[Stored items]
※

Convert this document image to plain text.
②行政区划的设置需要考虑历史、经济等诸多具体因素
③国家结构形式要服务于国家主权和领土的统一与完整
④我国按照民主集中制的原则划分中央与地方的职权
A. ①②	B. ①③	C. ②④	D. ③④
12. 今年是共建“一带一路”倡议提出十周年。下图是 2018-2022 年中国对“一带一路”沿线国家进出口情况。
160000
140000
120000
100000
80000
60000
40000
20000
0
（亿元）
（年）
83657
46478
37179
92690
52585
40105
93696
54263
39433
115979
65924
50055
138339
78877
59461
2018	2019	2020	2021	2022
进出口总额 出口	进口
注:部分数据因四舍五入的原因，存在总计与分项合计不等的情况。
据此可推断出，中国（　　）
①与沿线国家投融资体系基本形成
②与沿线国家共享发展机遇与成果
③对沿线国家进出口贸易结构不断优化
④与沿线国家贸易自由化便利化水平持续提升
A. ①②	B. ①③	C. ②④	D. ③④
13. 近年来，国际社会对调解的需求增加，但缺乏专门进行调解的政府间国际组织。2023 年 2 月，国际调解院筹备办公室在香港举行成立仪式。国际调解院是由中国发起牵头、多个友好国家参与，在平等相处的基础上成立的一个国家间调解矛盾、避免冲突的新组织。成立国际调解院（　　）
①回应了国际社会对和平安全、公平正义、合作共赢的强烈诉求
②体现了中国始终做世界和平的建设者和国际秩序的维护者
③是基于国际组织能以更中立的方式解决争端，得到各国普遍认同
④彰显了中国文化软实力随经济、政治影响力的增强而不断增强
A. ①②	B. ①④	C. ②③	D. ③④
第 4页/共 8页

※

■ Problem
All of the entries above need to be reproduced exactly.

■ Response below
Convert this document image to plain text.
②行政区划的设置需要考虑历史、经济等诸多具体因素
③国家结构形式要服务于国家主权和领土的统一与完整
④我国按照民主集中制的原则划分中央与地方的职权
A. ①②	B. ①③	C. ②④	D. ③④
12. 今年是共建“一带一路”倡议提出十周年。下图是 2018-2022 年中国对“一带一路”沿线国家进出口情况。
160000
140000
120000
100000
80000
60000
40000
20000
0
（亿元）
（年）
83657
46478
37179
92690
52585
40105
93696
54263
39433
115979
65924
50055
138339
78877
59461
2018	2019	2020	2021	2022
进出口总额 出口	进口
注:部分数据因四舍五入的原因，存在总计与分项合计不等的情况。
据此可推断出，中国（　　）
①与沿线国家投融资体系基本形成
②与沿线国家共享发展机遇与成果
③对沿线国家进出口贸易结构不断优化
④与沿线国家贸易自由化便利化水平持续提升
A. ①②	B. ①③	C. ②④	D. ③④
13. 近年来，国际社会对调解的需求增加，但缺乏专门进行调解的政府间国际组织。2023 年 2 月，国际调解院筹备办公室在香港举行成立仪式。国际调解院是由中国发起牵头、多个友好国家参与，在平等相处的基础上成立的一个国家间调解矛盾、避免冲突的新组织。成立国际调解院（　　）
①回应了国际社会对和平安全、公平正义、合作共赢的强烈诉求
②体现了中国始终做世界和平的建设者和国际秩序的维护者
③是基于国际组织能以更中立的方式解决争端，得到各国普遍认同
④彰显了中国文化软实力随经济、政治影响力的增强而不断增强
A. ①②	B. ①④	C. ②③	D. ③④
第 4页/共 8页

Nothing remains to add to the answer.